■ **Excerpted data**
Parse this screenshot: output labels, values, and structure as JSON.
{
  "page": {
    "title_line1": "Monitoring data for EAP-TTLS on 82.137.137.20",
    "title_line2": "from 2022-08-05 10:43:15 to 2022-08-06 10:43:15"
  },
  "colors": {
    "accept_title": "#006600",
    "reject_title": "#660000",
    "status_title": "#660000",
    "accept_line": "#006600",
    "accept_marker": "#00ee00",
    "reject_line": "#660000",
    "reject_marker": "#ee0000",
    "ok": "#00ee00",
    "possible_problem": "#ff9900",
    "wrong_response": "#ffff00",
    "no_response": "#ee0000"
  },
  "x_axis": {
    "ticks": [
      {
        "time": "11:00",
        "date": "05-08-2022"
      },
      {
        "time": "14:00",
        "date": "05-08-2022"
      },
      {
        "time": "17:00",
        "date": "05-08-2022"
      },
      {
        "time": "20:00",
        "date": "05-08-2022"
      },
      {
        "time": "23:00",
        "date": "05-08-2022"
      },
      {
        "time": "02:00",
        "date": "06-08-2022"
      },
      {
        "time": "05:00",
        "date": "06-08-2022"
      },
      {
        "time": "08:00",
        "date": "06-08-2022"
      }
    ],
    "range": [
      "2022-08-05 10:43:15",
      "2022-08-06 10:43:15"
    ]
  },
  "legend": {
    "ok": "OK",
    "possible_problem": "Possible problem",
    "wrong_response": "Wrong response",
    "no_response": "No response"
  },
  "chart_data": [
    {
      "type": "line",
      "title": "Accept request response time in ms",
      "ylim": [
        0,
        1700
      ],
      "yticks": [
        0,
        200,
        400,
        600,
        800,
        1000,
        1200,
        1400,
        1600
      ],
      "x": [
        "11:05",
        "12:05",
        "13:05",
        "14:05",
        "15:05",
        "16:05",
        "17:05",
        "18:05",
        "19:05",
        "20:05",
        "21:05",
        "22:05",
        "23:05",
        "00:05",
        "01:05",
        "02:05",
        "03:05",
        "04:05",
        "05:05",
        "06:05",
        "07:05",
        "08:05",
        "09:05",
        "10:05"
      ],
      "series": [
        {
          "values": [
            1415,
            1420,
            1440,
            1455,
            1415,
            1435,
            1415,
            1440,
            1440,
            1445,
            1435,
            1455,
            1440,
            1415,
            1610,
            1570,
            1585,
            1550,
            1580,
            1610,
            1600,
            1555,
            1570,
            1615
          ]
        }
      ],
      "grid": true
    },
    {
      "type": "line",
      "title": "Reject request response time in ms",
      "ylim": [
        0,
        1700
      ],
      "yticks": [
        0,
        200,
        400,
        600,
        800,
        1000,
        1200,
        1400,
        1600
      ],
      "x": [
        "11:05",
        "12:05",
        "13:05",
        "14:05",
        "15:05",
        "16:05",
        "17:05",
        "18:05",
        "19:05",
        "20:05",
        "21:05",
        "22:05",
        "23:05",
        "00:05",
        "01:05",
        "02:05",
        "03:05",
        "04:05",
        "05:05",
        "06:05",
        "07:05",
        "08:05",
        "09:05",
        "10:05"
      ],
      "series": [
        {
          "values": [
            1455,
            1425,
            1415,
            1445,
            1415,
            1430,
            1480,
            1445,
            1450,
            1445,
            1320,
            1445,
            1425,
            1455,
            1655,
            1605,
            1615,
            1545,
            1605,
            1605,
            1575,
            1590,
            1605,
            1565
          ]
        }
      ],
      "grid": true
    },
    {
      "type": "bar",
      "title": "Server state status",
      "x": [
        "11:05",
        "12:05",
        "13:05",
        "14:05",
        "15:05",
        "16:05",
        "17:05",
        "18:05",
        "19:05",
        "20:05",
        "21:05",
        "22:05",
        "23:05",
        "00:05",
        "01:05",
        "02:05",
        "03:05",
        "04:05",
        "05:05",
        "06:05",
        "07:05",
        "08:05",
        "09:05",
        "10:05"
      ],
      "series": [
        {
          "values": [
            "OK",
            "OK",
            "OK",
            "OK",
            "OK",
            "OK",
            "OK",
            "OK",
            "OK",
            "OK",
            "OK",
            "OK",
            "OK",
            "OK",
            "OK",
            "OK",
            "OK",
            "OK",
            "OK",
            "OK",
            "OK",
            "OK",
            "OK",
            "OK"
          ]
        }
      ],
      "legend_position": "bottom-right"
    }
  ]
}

■ **What to work on**
Copy all of the material word for word.

■ **Answer to the exercise**
Parse this screenshot: output labels, values, and structure as JSON.
{
  "page": {
    "title_line1": "Monitoring data for EAP-TTLS on 82.137.137.20",
    "title_line2": "from 2022-08-05 10:43:15 to 2022-08-06 10:43:15"
  },
  "colors": {
    "accept_title": "#006600",
    "reject_title": "#660000",
    "status_title": "#660000",
    "accept_line": "#006600",
    "accept_marker": "#00ee00",
    "reject_line": "#660000",
    "reject_marker": "#ee0000",
    "ok": "#00ee00",
    "possible_problem": "#ff9900",
    "wrong_response": "#ffff00",
    "no_response": "#ee0000"
  },
  "x_axis": {
    "ticks": [
      {
        "time": "11:00",
        "date": "05-08-2022"
      },
      {
        "time": "14:00",
        "date": "05-08-2022"
      },
      {
        "time": "17:00",
        "date": "05-08-2022"
      },
      {
        "time": "20:00",
        "date": "05-08-2022"
      },
      {
        "time": "23:00",
        "date": "05-08-2022"
      },
      {
        "time": "02:00",
        "date": "06-08-2022"
      },
      {
        "time": "05:00",
        "date": "06-08-2022"
      },
      {
        "time": "08:00",
        "date": "06-08-2022"
      }
    ],
    "range": [
      "2022-08-05 10:43:15",
      "2022-08-06 10:43:15"
    ]
  },
  "legend": {
    "ok": "OK",
    "possible_problem": "Possible problem",
    "wrong_response": "Wrong response",
    "no_response": "No response"
  },
  "chart_data": [
    {
      "type": "line",
      "title": "Accept request response time in ms",
      "ylim": [
        0,
        1700
      ],
      "yticks": [
        0,
        200,
        400,
        600,
        800,
        1000,
        1200,
        1400,
        1600
      ],
      "x": [
        "11:05",
        "12:05",
        "13:05",
        "14:05",
        "15:05",
        "16:05",
        "17:05",
        "18:05",
        "19:05",
        "20:05",
        "21:05",
        "22:05",
        "23:05",
        "00:05",
        "01:05",
        "02:05",
        "03:05",
        "04:05",
        "05:05",
        "06:05",
        "07:05",
        "08:05",
        "09:05",
        "10:05"
      ],
      "series": [
        {
          "values": [
            1415,
            1420,
            1440,
            1455,
            1415,
            1435,
            1415,
            1440,
            1440,
            1445,
            1435,
            1455,
            1440,
            1415,
            1610,
            1570,
            1585,
            1550,
            1580,
            1610,
            1600,
            1555,
            1570,
            1615
          ]
        }
      ],
      "grid": true
    },
    {
      "type": "line",
      "title": "Reject request response time in ms",
      "ylim": [
        0,
        1700
      ],
      "yticks": [
        0,
        200,
        400,
        600,
        800,
        1000,
        1200,
        1400,
        1600
      ],
      "x": [
        "11:05",
        "12:05",
        "13:05",
        "14:05",
        "15:05",
        "16:05",
        "17:05",
        "18:05",
        "19:05",
        "20:05",
        "21:05",
        "22:05",
        "23:05",
        "00:05",
        "01:05",
        "02:05",
        "03:05",
        "04:05",
        "05:05",
        "06:05",
        "07:05",
        "08:05",
        "09:05",
        "10:05"
      ],
      "series": [
        {
          "values": [
            1455,
            1425,
            1415,
            1445,
            1415,
            1430,
            1480,
            1445,
            1450,
            1445,
            1320,
            1445,
            1425,
            1455,
            1655,
            1605,
            1615,
            1545,
            1605,
            1605,
            1575,
            1590,
            1605,
            1565
          ]
        }
      ],
      "grid": true
    },
    {
      "type": "bar",
      "title": "Server state status",
      "x": [
        "11:05",
        "12:05",
        "13:05",
        "14:05",
        "15:05",
        "16:05",
        "17:05",
        "18:05",
        "19:05",
        "20:05",
        "21:05",
        "22:05",
        "23:05",
        "00:05",
        "01:05",
        "02:05",
        "03:05",
        "04:05",
        "05:05",
        "06:05",
        "07:05",
        "08:05",
        "09:05",
        "10:05"
      ],
      "series": [
        {
          "values": [
            "OK",
            "OK",
            "OK",
            "OK",
            "OK",
            "OK",
            "OK",
            "OK",
            "OK",
            "OK",
            "OK",
            "OK",
            "OK",
            "OK",
            "OK",
            "OK",
            "OK",
            "OK",
            "OK",
            "OK",
            "OK",
            "OK",
            "OK",
            "OK"
          ]
        }
      ],
      "legend_position": "bottom-right"
    }
  ]
}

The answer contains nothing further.